== Aangeleverde tekst ==
>>>

Europese afspraken op justitieel gebied worden om verschillende redenen heel verschillend geïnterpreteerd en uitgevoerd. En soms zelfs genegeerd. In opdracht van minister Hirsch Ballin verzamelde dr. Esther Versluis wetenschappelijke informatie over de achtergronden van deze verschillen. Hiermee wordt de basis gelegd voor verbetering van de bestaande evaluatie- en monitoringsmechanismen.

Esther Versluis promoveerde in Utrecht en verhuisde in 2003 naar Universiteit Maastricht. De voorbije maanden deed ze onderzoek naar de manier waarop Europese landen omgaan met in Brussel afgesproken regels. “Een opdracht van het ministerie van Justitie. Minister Hirsch Ballin wil graag weten waarom in sommige lidstaten Europese afspraken op het terrein van politionele en justitiële samenwerking beter worden nagekomen dan in de andere lidstaten. De belangrijkste vraag hierbij is hoe we de bestaande evaluatie- en monitoringsmechanismen kunnen verbeteren zodat alle lidstaten de afspraken beter zullen nakomen. We hebben ons eindrapport nog niet helemaal klaar, maar duidelijk is wel dat er verschillende redenen voor het gebrek aan naleving kunnen zijn, en dat hiermee rekening moet worden gehouden in het verbeteren van die mechanismen. Zo zijn er landen die zich verzetten tegen de invloed van Brussel en bewust afspraken negeren. Anderen kampen met een gebrek aan middelen en/of mankracht. Luxemburg bijvoorbeeld is langzaam met het invoeren van Europese wetgeving. Echt niet uit onwil, maar omdat het land een relatief klein ambtenarenapparaat heeft en gewoon de capaciteit mist om richtlijnen te verwerken. Luxemburg is zelfs een land met een sterke pro-Europese houding, dus het heeft over het algemeen niets te maken met onwil.”

<<<

== Opdrachten ==
a: Neem uit de tekst over de naleving van Europese afspraken letterlijk het gedeelte over van "Europese afspraken op justitieel" tot "evaluatie- en monitoringsmechanismen.".
b: Schrijf een vervolg op de tekst over de naleving van Europese afspraken dat direct aansluit op de laatste zin.

== Aangeleverde gegevens ==

>>>

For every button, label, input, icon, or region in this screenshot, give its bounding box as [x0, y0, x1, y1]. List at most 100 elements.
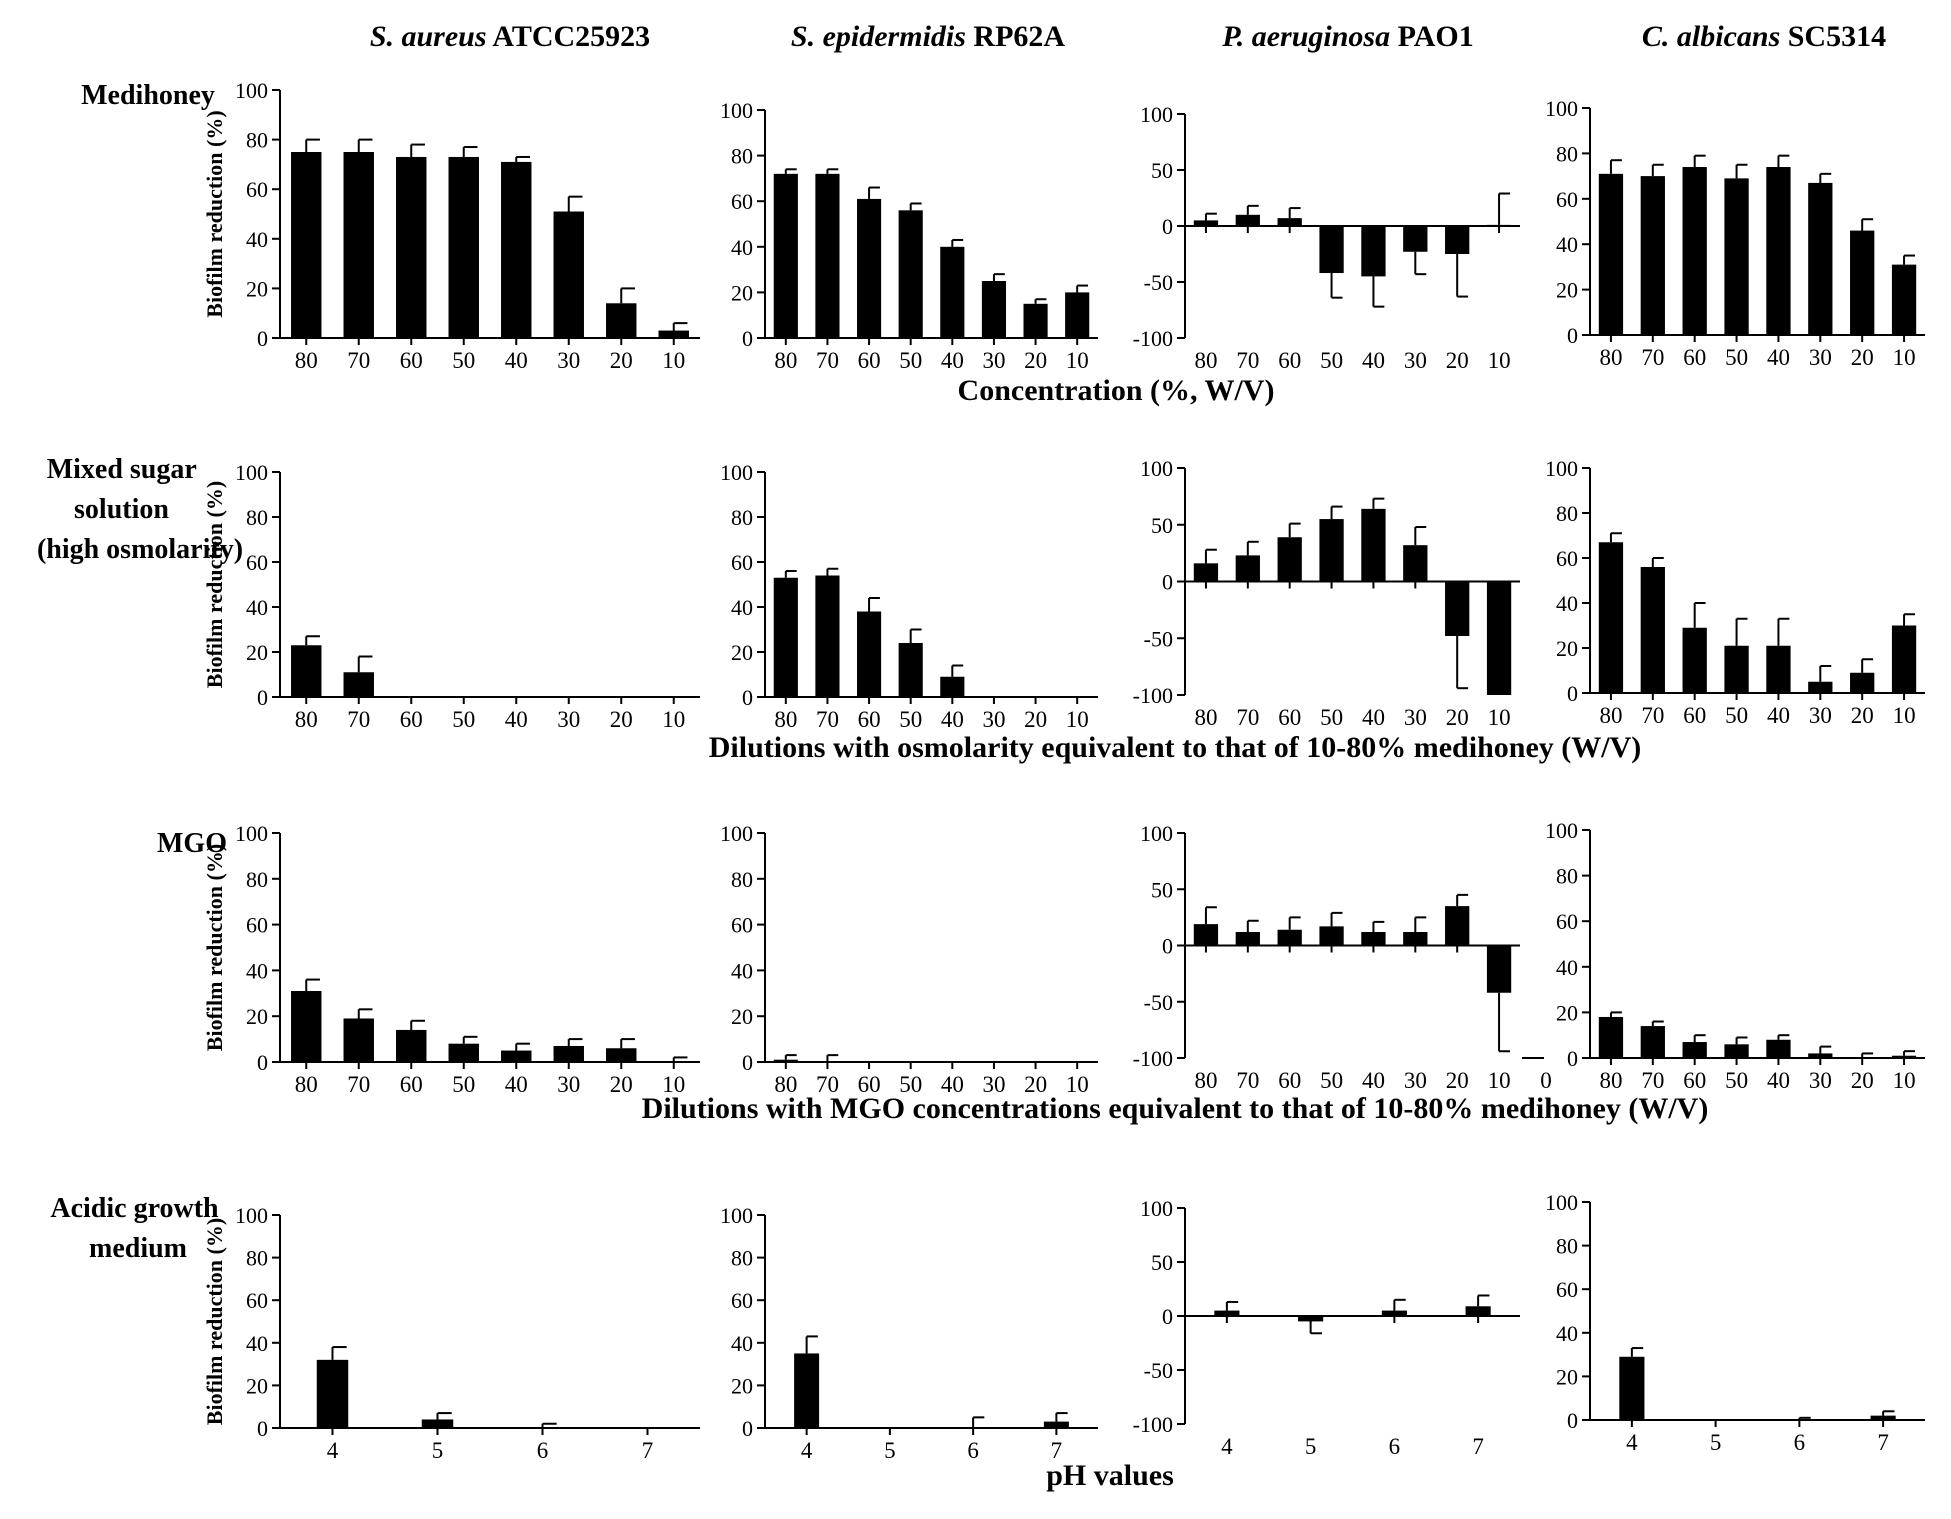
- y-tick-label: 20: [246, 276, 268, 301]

<<<

== Antwoorden ==
a:
Europese afspraken op justitieel gebied worden om verschillende redenen heel verschillend geïnterpreteerd en uitgevoerd. En soms zelfs genegeerd. In opdracht van minister Hirsch Ballin verzamelde dr. Esther Versluis wetenschappelijke informatie over de achtergronden van deze verschillen. Hiermee wordt de basis gelegd voor verbetering van de bestaande evaluatie- en monitoringsmechanismen.

b:
Seveso-ramp
Esther Versluis promoveerde op een onderzoek naar de manier waarop vier lidstaten een richtlijn ‘vertaalden’ voor de behandeling van gevaarlijke stoffen door chemische bedrijven. Dit naar aanleiding van de Seveso-giframp in Italië in 1976 waarbij honderden mensen gewond raakten na een ongeluk bij een chemische fabriek. “Elk land interpreteerde de richtlijn anders. Engeland legde het accent op de veiligheid voor de arbeiders, Duitsland op het milieu, Spanje op de omwonenden en Nederland op alle drie. Met als gevolg dat de wetgeving in Nederland strenger werd in vergelijking met andere Europese landen. Dit leidde tot flink wat onvrede binnen de chemische industrie. Ongelijkheid kan immers niet de bedoeling zijn van Europese wetgeving. Het beïnvloedt concurrentieposities en kan bedrijven bewegen om te verkassen.”
In het onderzoek voor het Nederlandse ministerie van Justitie komen dezelfde thema’s aan bod. “We hebben gekeken naar samenwerking op het gebied van Justitie en politie,” verduidelijkt Esther Versluis. “Dat is een rechtsgebied waar de Europese Unie geen sancties kan opleggen als voorgeschreven regels niet gevolgd worden. Dat is heel anders bij bijvoorbeeld mededinging. Eurocommissaris mevrouw Kroes legt hoge boetes op als concurrentieregels overtreden worden. Dat helpt, zo blijkt in de praktijk.”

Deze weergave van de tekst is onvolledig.